■ The data:
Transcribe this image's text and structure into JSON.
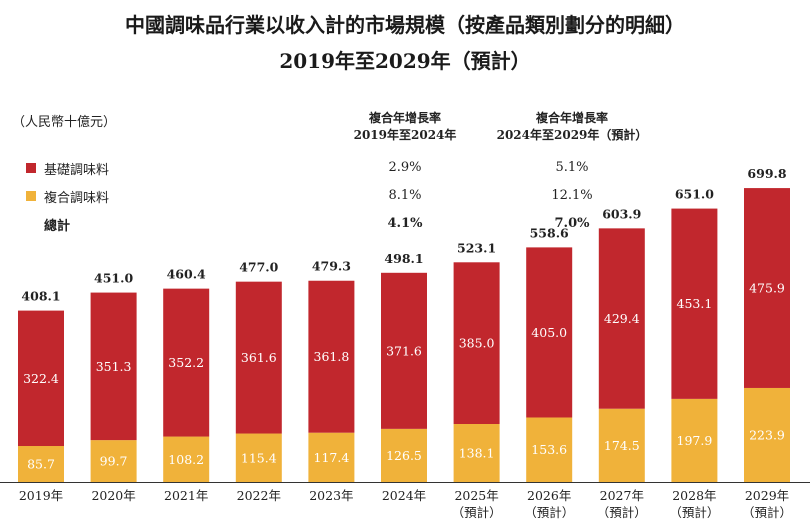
{
  "colors": {
    "basic": "#c1272d",
    "compound": "#f0b23a"
  },
  "legend": [
    {
      "label": "基礎調味料",
      "color": "#c1272d"
    },
    {
      "label": "複合調味料",
      "color": "#f0b23a"
    },
    {
      "label": "總計"
    }
  ],
  "cagr": {
    "col1_header": [
      "複合年增長率",
      "2019年至2024年"
    ],
    "col2_header": [
      "複合年增長率",
      "2024年至2029年（預計）"
    ],
    "basic": [
      "2.9%",
      "5.1%"
    ],
    "compound": [
      "8.1%",
      "12.1%"
    ],
    "total": [
      "4.1%",
      "7.0%"
    ]
  },
  "chart_data": {
    "type": "bar",
    "stacked": true,
    "title": "中國調味品行業以收入計的市場規模（按產品類別劃分的明細）",
    "subtitle": "2019年至2029年（預計）",
    "ylabel": "（人民幣十億元）",
    "categories": [
      [
        "2019年"
      ],
      [
        "2020年"
      ],
      [
        "2021年"
      ],
      [
        "2022年"
      ],
      [
        "2023年"
      ],
      [
        "2024年"
      ],
      [
        "2025年",
        "（預計）"
      ],
      [
        "2026年",
        "（預計）"
      ],
      [
        "2027年",
        "（預計）"
      ],
      [
        "2028年",
        "（預計）"
      ],
      [
        "2029年",
        "（預計）"
      ]
    ],
    "series": [
      {
        "name": "複合調味料",
        "values": [
          85.7,
          99.7,
          108.2,
          115.4,
          117.4,
          126.5,
          138.1,
          153.6,
          174.5,
          197.9,
          223.9
        ]
      },
      {
        "name": "基礎調味料",
        "values": [
          322.4,
          351.3,
          352.2,
          361.6,
          361.8,
          371.6,
          385.0,
          405.0,
          429.4,
          453.1,
          475.9
        ]
      }
    ],
    "totals": [
      "408.1",
      "451.0",
      "460.4",
      "477.0",
      "479.3",
      "498.1",
      "523.1",
      "558.6",
      "603.9",
      "651.0",
      "699.8"
    ],
    "ylim": [
      0,
      700
    ],
    "grid": false
  }
}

■ Goal: Leaving all pictures aside, quote each record exactly.

■ Solution for this exercise:
Transcribe this image's text and structure into JSON.
{
  "colors": {
    "basic": "#c1272d",
    "compound": "#f0b23a"
  },
  "legend": [
    {
      "label": "基礎調味料",
      "color": "#c1272d"
    },
    {
      "label": "複合調味料",
      "color": "#f0b23a"
    },
    {
      "label": "總計"
    }
  ],
  "cagr": {
    "col1_header": [
      "複合年增長率",
      "2019年至2024年"
    ],
    "col2_header": [
      "複合年增長率",
      "2024年至2029年（預計）"
    ],
    "basic": [
      "2.9%",
      "5.1%"
    ],
    "compound": [
      "8.1%",
      "12.1%"
    ],
    "total": [
      "4.1%",
      "7.0%"
    ]
  },
  "chart_data": {
    "type": "bar",
    "stacked": true,
    "title": "中國調味品行業以收入計的市場規模（按產品類別劃分的明細）",
    "subtitle": "2019年至2029年（預計）",
    "ylabel": "（人民幣十億元）",
    "categories": [
      [
        "2019年"
      ],
      [
        "2020年"
      ],
      [
        "2021年"
      ],
      [
        "2022年"
      ],
      [
        "2023年"
      ],
      [
        "2024年"
      ],
      [
        "2025年",
        "（預計）"
      ],
      [
        "2026年",
        "（預計）"
      ],
      [
        "2027年",
        "（預計）"
      ],
      [
        "2028年",
        "（預計）"
      ],
      [
        "2029年",
        "（預計）"
      ]
    ],
    "series": [
      {
        "name": "複合調味料",
        "values": [
          85.7,
          99.7,
          108.2,
          115.4,
          117.4,
          126.5,
          138.1,
          153.6,
          174.5,
          197.9,
          223.9
        ]
      },
      {
        "name": "基礎調味料",
        "values": [
          322.4,
          351.3,
          352.2,
          361.6,
          361.8,
          371.6,
          385.0,
          405.0,
          429.4,
          453.1,
          475.9
        ]
      }
    ],
    "totals": [
      "408.1",
      "451.0",
      "460.4",
      "477.0",
      "479.3",
      "498.1",
      "523.1",
      "558.6",
      "603.9",
      "651.0",
      "699.8"
    ],
    "ylim": [
      0,
      700
    ],
    "grid": false
  }
}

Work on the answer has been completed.